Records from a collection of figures

• • •

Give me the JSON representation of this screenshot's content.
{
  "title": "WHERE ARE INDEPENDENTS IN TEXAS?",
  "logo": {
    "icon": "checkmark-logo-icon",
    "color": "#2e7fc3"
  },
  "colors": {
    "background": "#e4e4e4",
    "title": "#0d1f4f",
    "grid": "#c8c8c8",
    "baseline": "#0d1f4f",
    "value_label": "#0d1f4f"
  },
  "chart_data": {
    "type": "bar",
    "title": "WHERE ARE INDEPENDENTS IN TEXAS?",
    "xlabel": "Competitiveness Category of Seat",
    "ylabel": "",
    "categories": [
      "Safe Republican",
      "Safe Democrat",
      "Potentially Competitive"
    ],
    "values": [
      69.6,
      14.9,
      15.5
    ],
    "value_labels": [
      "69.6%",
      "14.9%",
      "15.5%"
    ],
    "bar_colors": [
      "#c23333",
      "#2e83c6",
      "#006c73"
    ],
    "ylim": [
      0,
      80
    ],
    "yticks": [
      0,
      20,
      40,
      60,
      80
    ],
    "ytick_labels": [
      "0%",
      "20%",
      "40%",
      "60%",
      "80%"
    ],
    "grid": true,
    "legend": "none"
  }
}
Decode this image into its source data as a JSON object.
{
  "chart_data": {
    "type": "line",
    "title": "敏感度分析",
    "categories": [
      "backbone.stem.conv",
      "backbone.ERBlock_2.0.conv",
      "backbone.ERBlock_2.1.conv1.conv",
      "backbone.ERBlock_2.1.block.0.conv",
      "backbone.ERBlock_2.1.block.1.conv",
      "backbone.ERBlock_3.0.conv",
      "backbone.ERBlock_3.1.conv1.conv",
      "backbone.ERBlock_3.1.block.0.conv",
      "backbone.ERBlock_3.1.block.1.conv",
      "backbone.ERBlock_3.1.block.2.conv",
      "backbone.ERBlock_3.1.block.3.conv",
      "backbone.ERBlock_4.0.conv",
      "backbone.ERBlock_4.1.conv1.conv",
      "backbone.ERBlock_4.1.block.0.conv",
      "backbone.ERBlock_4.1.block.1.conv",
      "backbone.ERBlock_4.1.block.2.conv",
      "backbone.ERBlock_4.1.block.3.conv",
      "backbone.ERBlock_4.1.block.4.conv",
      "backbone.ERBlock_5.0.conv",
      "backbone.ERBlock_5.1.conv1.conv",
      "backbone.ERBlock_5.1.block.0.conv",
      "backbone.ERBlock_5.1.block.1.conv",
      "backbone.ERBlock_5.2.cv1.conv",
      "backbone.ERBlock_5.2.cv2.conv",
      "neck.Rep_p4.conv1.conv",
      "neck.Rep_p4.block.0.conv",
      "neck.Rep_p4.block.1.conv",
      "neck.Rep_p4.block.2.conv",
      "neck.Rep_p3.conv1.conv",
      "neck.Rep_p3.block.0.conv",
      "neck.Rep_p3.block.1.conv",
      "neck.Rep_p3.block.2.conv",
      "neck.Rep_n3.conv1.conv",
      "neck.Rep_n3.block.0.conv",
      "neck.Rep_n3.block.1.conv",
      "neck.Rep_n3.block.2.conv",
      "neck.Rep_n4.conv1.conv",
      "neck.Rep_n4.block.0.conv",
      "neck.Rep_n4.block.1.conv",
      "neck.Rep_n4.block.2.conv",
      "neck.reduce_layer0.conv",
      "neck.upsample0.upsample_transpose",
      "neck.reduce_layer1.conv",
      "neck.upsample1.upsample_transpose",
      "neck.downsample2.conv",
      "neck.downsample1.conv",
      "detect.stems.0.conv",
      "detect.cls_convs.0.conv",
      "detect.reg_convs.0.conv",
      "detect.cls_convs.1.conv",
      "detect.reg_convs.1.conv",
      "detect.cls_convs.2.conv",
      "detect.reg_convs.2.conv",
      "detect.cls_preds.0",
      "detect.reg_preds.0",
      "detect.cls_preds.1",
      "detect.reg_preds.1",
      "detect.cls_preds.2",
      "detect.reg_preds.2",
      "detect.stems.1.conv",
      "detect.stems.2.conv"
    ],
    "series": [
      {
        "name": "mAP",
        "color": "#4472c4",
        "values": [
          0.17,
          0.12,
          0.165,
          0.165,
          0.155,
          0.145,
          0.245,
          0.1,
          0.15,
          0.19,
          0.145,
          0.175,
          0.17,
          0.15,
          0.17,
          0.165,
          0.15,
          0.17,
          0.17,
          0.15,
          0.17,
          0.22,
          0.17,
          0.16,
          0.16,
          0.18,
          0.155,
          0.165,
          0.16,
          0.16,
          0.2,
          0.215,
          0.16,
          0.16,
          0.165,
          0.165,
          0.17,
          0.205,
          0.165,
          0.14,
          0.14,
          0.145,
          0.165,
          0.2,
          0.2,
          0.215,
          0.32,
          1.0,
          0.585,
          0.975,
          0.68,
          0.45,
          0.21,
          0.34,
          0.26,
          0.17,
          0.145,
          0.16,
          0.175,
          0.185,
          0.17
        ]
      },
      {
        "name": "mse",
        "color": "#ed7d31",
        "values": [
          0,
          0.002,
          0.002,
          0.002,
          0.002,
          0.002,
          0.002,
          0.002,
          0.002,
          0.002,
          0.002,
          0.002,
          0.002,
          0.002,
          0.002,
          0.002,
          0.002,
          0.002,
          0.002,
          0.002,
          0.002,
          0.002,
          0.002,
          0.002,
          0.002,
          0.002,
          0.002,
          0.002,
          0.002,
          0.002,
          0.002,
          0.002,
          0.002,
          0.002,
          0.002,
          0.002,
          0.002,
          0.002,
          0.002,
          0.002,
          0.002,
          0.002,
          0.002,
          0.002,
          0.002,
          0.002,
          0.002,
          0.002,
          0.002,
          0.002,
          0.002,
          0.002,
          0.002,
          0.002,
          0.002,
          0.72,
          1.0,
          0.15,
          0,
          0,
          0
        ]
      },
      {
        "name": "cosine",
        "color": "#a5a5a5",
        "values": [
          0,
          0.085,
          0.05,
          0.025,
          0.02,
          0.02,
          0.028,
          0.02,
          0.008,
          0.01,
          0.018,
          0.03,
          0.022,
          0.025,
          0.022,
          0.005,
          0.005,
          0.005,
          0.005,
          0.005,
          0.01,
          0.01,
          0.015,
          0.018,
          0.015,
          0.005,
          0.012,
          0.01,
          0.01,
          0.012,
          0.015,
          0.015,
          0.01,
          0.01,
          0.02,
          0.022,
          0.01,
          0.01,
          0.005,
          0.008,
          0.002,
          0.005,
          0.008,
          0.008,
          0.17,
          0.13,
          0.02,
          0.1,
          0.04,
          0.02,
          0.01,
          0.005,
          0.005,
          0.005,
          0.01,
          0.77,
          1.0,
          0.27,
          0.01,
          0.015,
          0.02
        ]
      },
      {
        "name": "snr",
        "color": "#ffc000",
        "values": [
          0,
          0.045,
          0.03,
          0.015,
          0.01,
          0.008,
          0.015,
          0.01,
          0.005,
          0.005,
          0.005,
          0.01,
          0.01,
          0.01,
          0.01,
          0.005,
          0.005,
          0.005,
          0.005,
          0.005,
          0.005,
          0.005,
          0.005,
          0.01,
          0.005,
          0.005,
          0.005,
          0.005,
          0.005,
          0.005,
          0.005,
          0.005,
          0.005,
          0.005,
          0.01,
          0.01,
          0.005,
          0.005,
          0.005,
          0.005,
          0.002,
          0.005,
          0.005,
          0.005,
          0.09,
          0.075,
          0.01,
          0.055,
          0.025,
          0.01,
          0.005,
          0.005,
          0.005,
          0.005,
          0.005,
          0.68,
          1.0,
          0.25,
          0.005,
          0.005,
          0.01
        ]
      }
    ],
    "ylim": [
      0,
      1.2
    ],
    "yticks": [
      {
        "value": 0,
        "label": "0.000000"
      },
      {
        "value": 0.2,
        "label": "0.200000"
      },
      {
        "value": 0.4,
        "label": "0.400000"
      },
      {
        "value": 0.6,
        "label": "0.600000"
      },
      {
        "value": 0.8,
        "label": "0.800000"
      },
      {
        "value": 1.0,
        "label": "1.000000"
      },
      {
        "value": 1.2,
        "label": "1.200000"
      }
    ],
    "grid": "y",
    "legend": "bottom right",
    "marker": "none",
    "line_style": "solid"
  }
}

• • •

- [INSTRUCTIONS FOR THE TASK]
Count the lines above that contain the word "WHERE". Give only the number.

- [SOLUTION TO THE EXERCISE]
2